**Records provided**
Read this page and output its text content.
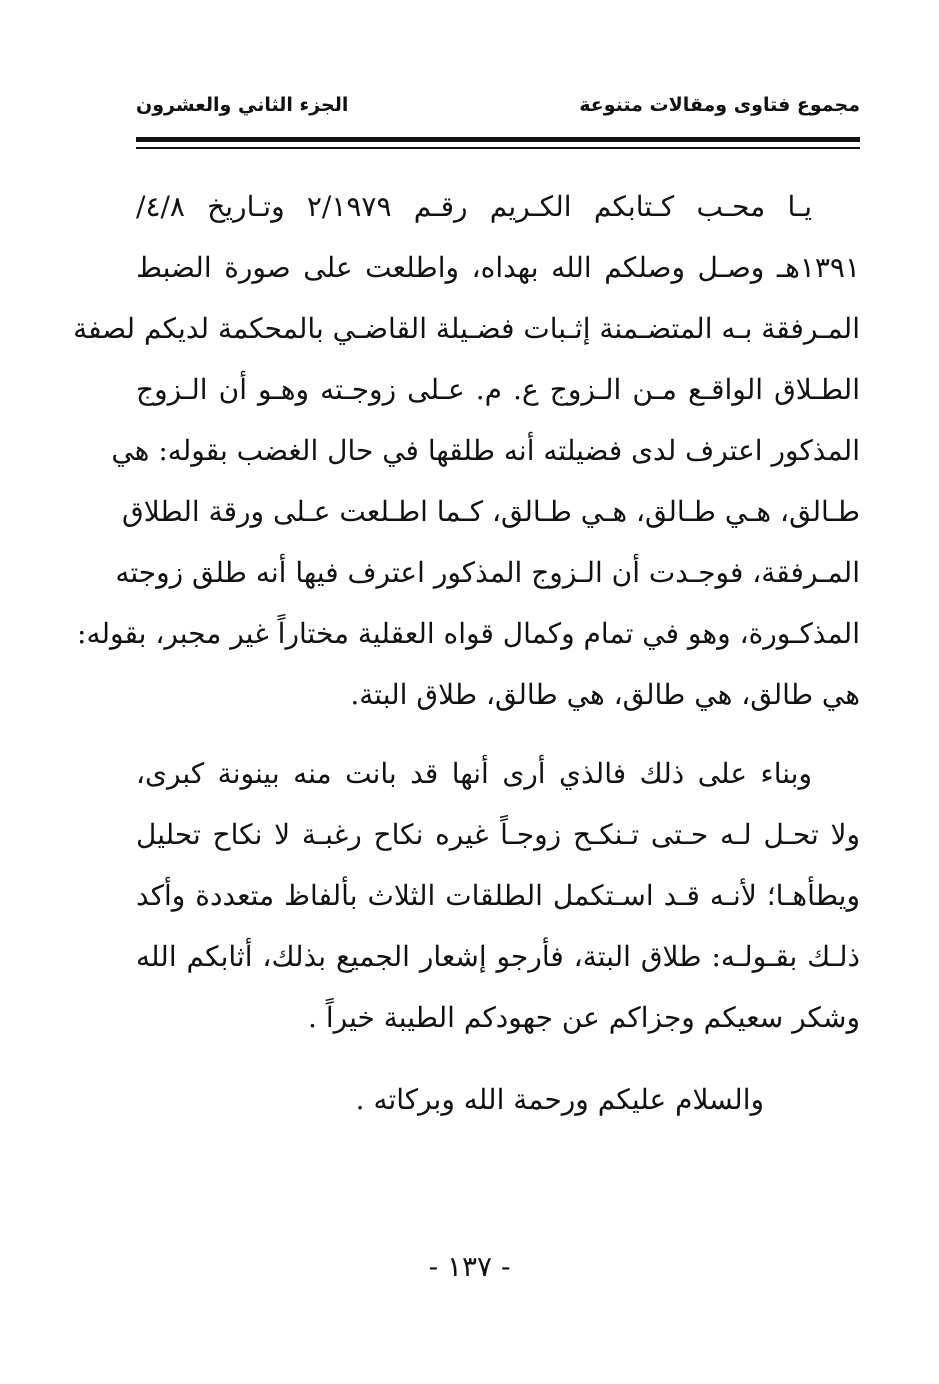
مجموع فتاوى ومقالات متنوعة
الجزء الثاني والعشرون
يـا محـب كـتابكم الكـريم رقـم ٢/١٩٧٩ وتـاريخ ٤/٨/
١٣٩١هـ وصـل وصلكم الله بهداه، واطلعت على صورة الضبط
المـرفقة بـه المتضـمنة إثـبات فضـيلة القاضـي بالمحكمة لديكم لصفة
الطـلاق الواقـع مـن الـزوج ع. م. عـلى زوجـته وهـو أن الـزوج
المذكور اعترف لدى فضيلته أنه طلقها في حال الغضب بقوله: هي
طـالق، هـي طـالق، هـي طـالق، كـما اطـلعت عـلى ورقة الطلاق
المـرفقة، فوجـدت أن الـزوج المذكور اعترف فيها أنه طلق زوجته
المذكـورة، وهو في تمام وكمال قواه العقلية مختاراً غير مجبر، بقوله:
هي طالق، هي طالق، هي طالق، طلاق البتة.
وبناء على ذلك فالذي أرى أنها قد بانت منه بينونة كبرى،
ولا تحـل لـه حـتى تـنكـح زوجـاً غيره نكاح رغبـة لا نكاح تحليل
ويطأهـا؛ لأنـه قـد اسـتكمل الطلقات الثلاث بألفاظ متعددة وأكد
ذلـك بقـولـه: طلاق البتة، فأرجو إشعار الجميع بذلك، أثابكم الله
وشكر سعيكم وجزاكم عن جهودكم الطيبة خيراً .
والسلام عليكم ورحمة الله وبركاته .
- ١٣٧ -
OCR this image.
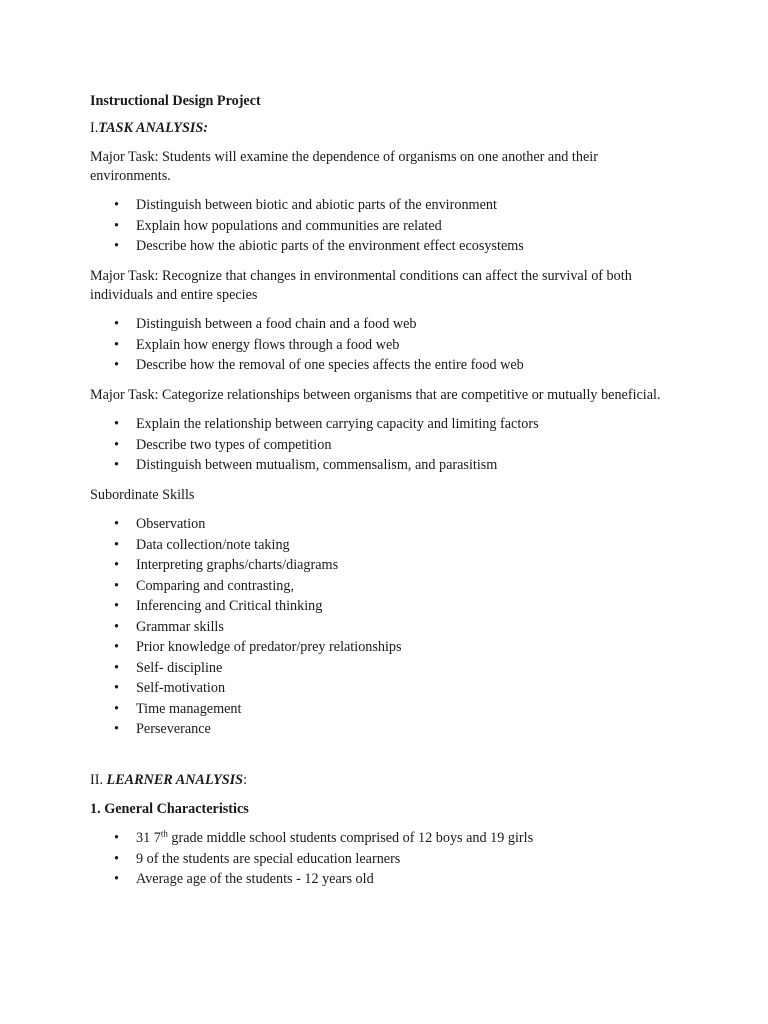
Instructional Design Project

I.TASK ANALYSIS:

Major Task: Students will examine the dependence of organisms on one another and their environments.

• Distinguish between biotic and abiotic parts of the environment
• Explain how populations and communities are related
• Describe how the abiotic parts of the environment effect ecosystems

Major Task: Recognize that changes in environmental conditions can affect the survival of both individuals and entire species

• Distinguish between a food chain and a food web
• Explain how energy flows through a food web
• Describe how the removal of one species affects the entire food web

Major Task: Categorize relationships between organisms that are competitive or mutually beneficial.

• Explain the relationship between carrying capacity and limiting factors
• Describe two types of competition
• Distinguish between mutualism, commensalism, and parasitism

Subordinate Skills

• Observation
• Data collection/note taking
• Interpreting graphs/charts/diagrams
• Comparing and contrasting,
• Inferencing and Critical thinking
• Grammar skills
• Prior knowledge of predator/prey relationships
• Self- discipline
• Self-motivation
• Time management
• Perseverance

II. LEARNER ANALYSIS:

1. General Characteristics

• 31 7th grade middle school students comprised of 12 boys and 19 girls
• 9 of the students are special education learners
• Average age of the students - 12 years old
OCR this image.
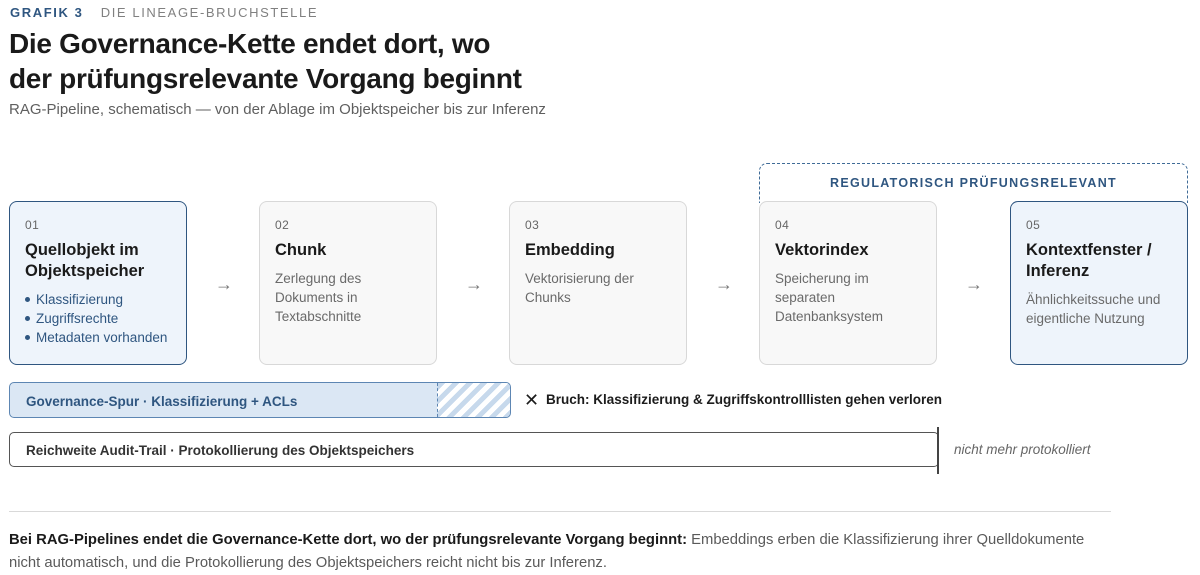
GRAFIK 3 DIE LINEAGE-BRUCHSTELLE
Die Governance-Kette endet dort, wo
der prüfungsrelevante Vorgang beginnt
RAG-Pipeline, schematisch — von der Ablage im Objektspeicher bis zur Inferenz
REGULATORISCH PRÜFUNGSRELEVANT
01
Quellobjekt im Objektspeicher
Klassifizierung
Zugriffsrechte
Metadaten vorhanden
→
02
Chunk
Zerlegung des Dokuments in Textabschnitte
→
03
Embedding
Vektorisierung der Chunks
→
04
Vektorindex
Speicherung im separaten Datenbanksystem
→
05
Kontextfenster / Inferenz
Ähnlichkeitssuche und eigentliche Nutzung
Governance-Spur · Klassifizierung + ACLs	✕ Bruch: Klassifizierung & Zugriffskontrolllisten gehen verloren
Reichweite Audit-Trail · Protokollierung des Objektspeichers	nicht mehr protokolliert
Bei RAG-Pipelines endet die Governance-Kette dort, wo der prüfungsrelevante Vorgang beginnt: Embeddings erben die Klassifizierung ihrer Quelldokumente nicht automatisch, und die Protokollierung des Objektspeichers reicht nicht bis zur Inferenz.
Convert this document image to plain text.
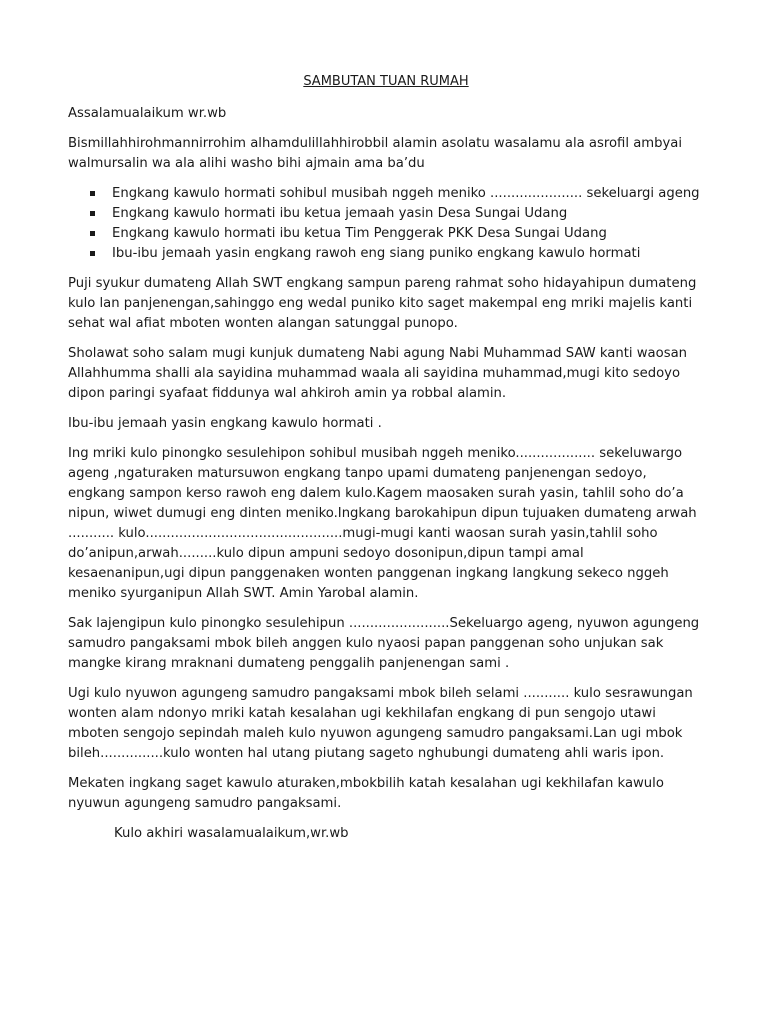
SAMBUTAN TUAN RUMAH

Assalamualaikum wr.wb

Bismillahhirohmannirrohim alhamdulillahhirobbil alamin asolatu wasalamu ala asrofil ambyai walmursalin wa ala alihi washo bihi ajmain ama ba’du

Engkang kawulo hormati sohibul musibah nggeh meniko ...................... sekeluargi ageng
Engkang kawulo hormati ibu ketua jemaah yasin Desa Sungai Udang
Engkang kawulo hormati ibu ketua Tim Penggerak PKK Desa Sungai Udang
Ibu-ibu jemaah yasin engkang rawoh eng siang puniko engkang kawulo hormati

Puji syukur dumateng Allah SWT engkang sampun pareng rahmat soho hidayahipun dumateng kulo lan panjenengan,sahinggo eng wedal puniko kito saget makempal eng mriki majelis kanti sehat wal afiat mboten wonten alangan satunggal punopo.

Sholawat soho salam mugi kunjuk dumateng Nabi agung Nabi Muhammad SAW kanti waosan Allahhumma shalli ala sayidina muhammad waala ali sayidina muhammad,mugi kito sedoyo dipon paringi syafaat fiddunya wal ahkiroh amin ya robbal alamin.

Ibu-ibu jemaah yasin engkang kawulo hormati .

Ing mriki kulo pinongko sesulehipon sohibul musibah nggeh meniko................... sekeluwargo ageng ,ngaturaken matursuwon engkang tanpo upami dumateng panjenengan sedoyo, engkang sampon kerso rawoh eng dalem kulo.Kagem maosaken surah yasin, tahlil soho do’a nipun, wiwet dumugi eng dinten meniko.Ingkang barokahipun dipun tujuaken dumateng arwah ........... kulo...............................................mugi-mugi kanti waosan surah yasin,tahlil soho do’anipun,arwah.........kulo dipun ampuni sedoyo dosonipun,dipun tampi amal kesaenanipun,ugi dipun panggenaken wonten panggenan ingkang langkung sekeco nggeh meniko syurganipun Allah SWT. Amin Yarobal alamin.

Sak lajengipun kulo pinongko sesulehipun ........................Sekeluargo ageng, nyuwon agungeng samudro pangaksami mbok bileh anggen kulo nyaosi papan panggenan soho unjukan sak mangke kirang mraknani dumateng penggalih panjenengan sami .

Ugi kulo nyuwon agungeng samudro pangaksami mbok bileh selami ........... kulo sesrawungan wonten alam ndonyo mriki katah kesalahan ugi kekhilafan engkang di pun sengojo utawi mboten sengojo sepindah maleh kulo nyuwon agungeng samudro pangaksami.Lan ugi mbok bileh...............kulo wonten hal utang piutang sageto nghubungi dumateng ahli waris ipon.

Mekaten ingkang saget kawulo aturaken,mbokbilih katah kesalahan ugi kekhilafan kawulo nyuwun agungeng samudro pangaksami.

Kulo akhiri wasalamualaikum,wr.wb
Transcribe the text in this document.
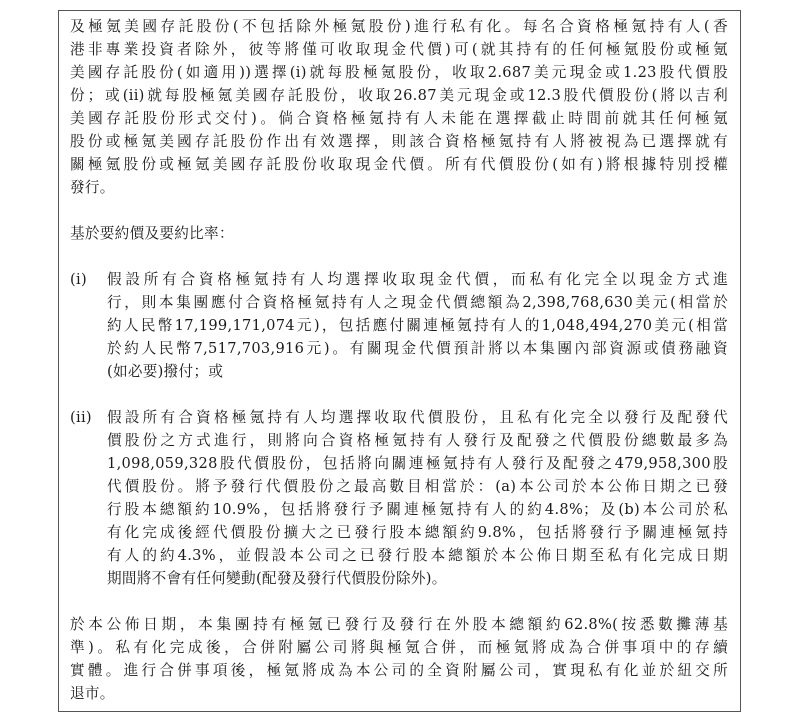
及極氪美國存託股份(不包括除外極氪股份)進行私有化。每名合資格極氪持有人(香
港非專業投資者除外，彼等將僅可收取現金代價)可(就其持有的任何極氪股份或極氪
美國存託股份(如適用))選擇(i)就每股極氪股份，收取2.687美元現金或1.23股代價股
份；或(ii)就每股極氪美國存託股份，收取26.87美元現金或12.3股代價股份(將以吉利
美國存託股份形式交付)。倘合資格極氪持有人未能在選擇截止時間前就其任何極氪
股份或極氪美國存託股份作出有效選擇，則該合資格極氪持有人將被視為已選擇就有
關極氪股份或極氪美國存託股份收取現金代價。所有代價股份(如有)將根據特別授權
發行。
基於要約價及要約比率：
(i) 假設所有合資格極氪持有人均選擇收取現金代價，而私有化完全以現金方式進
行，則本集團應付合資格極氪持有人之現金代價總額為2,398,768,630美元(相當於
約人民幣17,199,171,074元)，包括應付關連極氪持有人的1,048,494,270美元(相當
於約人民幣7,517,703,916元)。有關現金代價預計將以本集團內部資源或債務融資
(如必要)撥付；或
(ii) 假設所有合資格極氪持有人均選擇收取代價股份，且私有化完全以發行及配發代
價股份之方式進行，則將向合資格極氪持有人發行及配發之代價股份總數最多為
1,098,059,328股代價股份，包括將向關連極氪持有人發行及配發之479,958,300股
代價股份。將予發行代價股份之最高數目相當於：(a)本公司於本公佈日期之已發
行股本總額約10.9%，包括將發行予關連極氪持有人的約4.8%；及(b)本公司於私
有化完成後經代價股份擴大之已發行股本總額約9.8%，包括將發行予關連極氪持
有人的約4.3%，並假設本公司之已發行股本總額於本公佈日期至私有化完成日期
期間將不會有任何變動(配發及發行代價股份除外)。
於本公佈日期，本集團持有極氪已發行及發行在外股本總額約62.8%(按悉數攤薄基
準)。私有化完成後，合併附屬公司將與極氪合併，而極氪將成為合併事項中的存續
實體。進行合併事項後，極氪將成為本公司的全資附屬公司，實現私有化並於紐交所
退市。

**Direction**
Read the entries and select each line where the word "kekhilafan" is found.

**Exercise output**
Ugi kulo nyuwon agungeng samudro pangaksami mbok bileh selami ........... kulo sesrawungan wonten alam ndonyo mriki katah kesalahan ugi kekhilafan engkang di pun sengojo utawi mboten sengojo sepindah maleh kulo nyuwon agungeng samudro pangaksami.Lan ugi mbok bileh...............kulo wonten hal utang piutang sageto nghubungi dumateng ahli waris ipon.
Mekaten ingkang saget kawulo aturaken,mbokbilih katah kesalahan ugi kekhilafan kawulo nyuwun agungeng samudro pangaksami.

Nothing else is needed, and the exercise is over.